→ Your objective:
Transcribe all records exactly.

───── Exercise inputs

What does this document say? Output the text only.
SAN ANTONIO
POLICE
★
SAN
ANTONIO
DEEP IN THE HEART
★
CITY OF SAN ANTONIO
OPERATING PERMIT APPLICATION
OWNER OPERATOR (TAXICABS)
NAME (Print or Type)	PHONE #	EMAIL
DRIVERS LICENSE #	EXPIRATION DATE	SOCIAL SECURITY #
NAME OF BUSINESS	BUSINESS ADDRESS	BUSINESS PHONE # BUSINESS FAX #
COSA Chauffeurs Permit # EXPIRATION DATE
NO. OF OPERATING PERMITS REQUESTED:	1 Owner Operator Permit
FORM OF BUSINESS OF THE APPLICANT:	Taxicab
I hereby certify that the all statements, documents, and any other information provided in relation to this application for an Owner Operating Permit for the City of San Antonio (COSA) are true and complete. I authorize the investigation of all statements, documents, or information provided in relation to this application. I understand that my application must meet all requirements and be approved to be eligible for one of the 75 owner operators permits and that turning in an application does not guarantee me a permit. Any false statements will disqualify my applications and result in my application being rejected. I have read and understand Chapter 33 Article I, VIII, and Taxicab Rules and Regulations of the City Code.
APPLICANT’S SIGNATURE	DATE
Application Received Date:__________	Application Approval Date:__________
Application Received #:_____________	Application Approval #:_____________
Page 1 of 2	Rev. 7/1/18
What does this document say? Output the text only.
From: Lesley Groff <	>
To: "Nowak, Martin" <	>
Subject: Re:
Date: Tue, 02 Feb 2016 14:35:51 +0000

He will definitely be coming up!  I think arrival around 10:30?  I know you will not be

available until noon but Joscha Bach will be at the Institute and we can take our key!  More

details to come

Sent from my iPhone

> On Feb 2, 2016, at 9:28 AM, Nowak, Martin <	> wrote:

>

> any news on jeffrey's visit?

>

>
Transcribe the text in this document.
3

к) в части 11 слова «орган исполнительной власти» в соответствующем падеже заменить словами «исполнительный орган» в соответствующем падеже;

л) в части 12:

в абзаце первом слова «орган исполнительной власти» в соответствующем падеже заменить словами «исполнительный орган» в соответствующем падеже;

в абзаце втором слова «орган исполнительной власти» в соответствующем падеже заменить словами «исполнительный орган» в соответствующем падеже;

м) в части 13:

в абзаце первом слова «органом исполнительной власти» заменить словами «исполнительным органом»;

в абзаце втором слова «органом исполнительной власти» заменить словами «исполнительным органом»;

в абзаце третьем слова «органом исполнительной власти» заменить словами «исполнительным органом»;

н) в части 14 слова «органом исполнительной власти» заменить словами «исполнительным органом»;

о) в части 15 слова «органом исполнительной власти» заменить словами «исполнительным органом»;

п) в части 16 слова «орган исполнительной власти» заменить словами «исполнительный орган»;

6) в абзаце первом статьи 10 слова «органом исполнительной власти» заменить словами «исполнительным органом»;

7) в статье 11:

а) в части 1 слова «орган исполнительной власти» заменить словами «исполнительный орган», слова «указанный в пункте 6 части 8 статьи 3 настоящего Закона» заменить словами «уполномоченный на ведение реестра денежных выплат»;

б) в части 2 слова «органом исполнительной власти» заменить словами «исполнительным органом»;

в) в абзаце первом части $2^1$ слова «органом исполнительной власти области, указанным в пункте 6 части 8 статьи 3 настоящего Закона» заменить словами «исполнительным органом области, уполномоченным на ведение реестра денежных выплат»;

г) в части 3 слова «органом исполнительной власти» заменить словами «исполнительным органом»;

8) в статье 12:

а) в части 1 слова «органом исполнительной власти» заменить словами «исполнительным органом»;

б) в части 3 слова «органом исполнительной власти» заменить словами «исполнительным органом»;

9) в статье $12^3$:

──────────

→ Full response:
What does this document say? Output the text only.
SAN ANTONIO
POLICE
★
SAN
ANTONIO
DEEP IN THE HEART
★
CITY OF SAN ANTONIO
OPERATING PERMIT APPLICATION
OWNER OPERATOR (TAXICABS)
NAME (Print or Type)	PHONE #	EMAIL
DRIVERS LICENSE #	EXPIRATION DATE	SOCIAL SECURITY #
NAME OF BUSINESS	BUSINESS ADDRESS	BUSINESS PHONE # BUSINESS FAX #
COSA Chauffeurs Permit # EXPIRATION DATE
NO. OF OPERATING PERMITS REQUESTED:	1 Owner Operator Permit
FORM OF BUSINESS OF THE APPLICANT:	Taxicab
I hereby certify that the all statements, documents, and any other information provided in relation to this application for an Owner Operating Permit for the City of San Antonio (COSA) are true and complete. I authorize the investigation of all statements, documents, or information provided in relation to this application. I understand that my application must meet all requirements and be approved to be eligible for one of the 75 owner operators permits and that turning in an application does not guarantee me a permit. Any false statements will disqualify my applications and result in my application being rejected. I have read and understand Chapter 33 Article I, VIII, and Taxicab Rules and Regulations of the City Code.
APPLICANT’S SIGNATURE	DATE
Application Received Date:__________	Application Approval Date:__________
Application Received #:_____________	Application Approval #:_____________
Page 1 of 2	Rev. 7/1/18
What does this document say? Output the text only.
From: Lesley Groff <	>
To: "Nowak, Martin" <	>
Subject: Re:
Date: Tue, 02 Feb 2016 14:35:51 +0000

He will definitely be coming up!  I think arrival around 10:30?  I know you will not be

available until noon but Joscha Bach will be at the Institute and we can take our key!  More

details to come

Sent from my iPhone

> On Feb 2, 2016, at 9:28 AM, Nowak, Martin <	> wrote:

>

> any news on jeffrey's visit?

>

>
Transcribe the text in this document.
3

к) в части 11 слова «орган исполнительной власти» в соответствующем падеже заменить словами «исполнительный орган» в соответствующем падеже;

л) в части 12:

в абзаце первом слова «орган исполнительной власти» в соответствующем падеже заменить словами «исполнительный орган» в соответствующем падеже;

в абзаце втором слова «орган исполнительной власти» в соответствующем падеже заменить словами «исполнительный орган» в соответствующем падеже;

м) в части 13:

в абзаце первом слова «органом исполнительной власти» заменить словами «исполнительным органом»;

в абзаце втором слова «органом исполнительной власти» заменить словами «исполнительным органом»;

в абзаце третьем слова «органом исполнительной власти» заменить словами «исполнительным органом»;

н) в части 14 слова «органом исполнительной власти» заменить словами «исполнительным органом»;

о) в части 15 слова «органом исполнительной власти» заменить словами «исполнительным органом»;

п) в части 16 слова «орган исполнительной власти» заменить словами «исполнительный орган»;

6) в абзаце первом статьи 10 слова «органом исполнительной власти» заменить словами «исполнительным органом»;

7) в статье 11:

а) в части 1 слова «орган исполнительной власти» заменить словами «исполнительный орган», слова «указанный в пункте 6 части 8 статьи 3 настоящего Закона» заменить словами «уполномоченный на ведение реестра денежных выплат»;

б) в части 2 слова «органом исполнительной власти» заменить словами «исполнительным органом»;

в) в абзаце первом части $2^1$ слова «органом исполнительной власти области, указанным в пункте 6 части 8 статьи 3 настоящего Закона» заменить словами «исполнительным органом области, уполномоченным на ведение реестра денежных выплат»;

г) в части 3 слова «органом исполнительной власти» заменить словами «исполнительным органом»;

8) в статье 12:

а) в части 1 слова «органом исполнительной власти» заменить словами «исполнительным органом»;

б) в части 3 слова «органом исполнительной власти» заменить словами «исполнительным органом»;

9) в статье $12^3$:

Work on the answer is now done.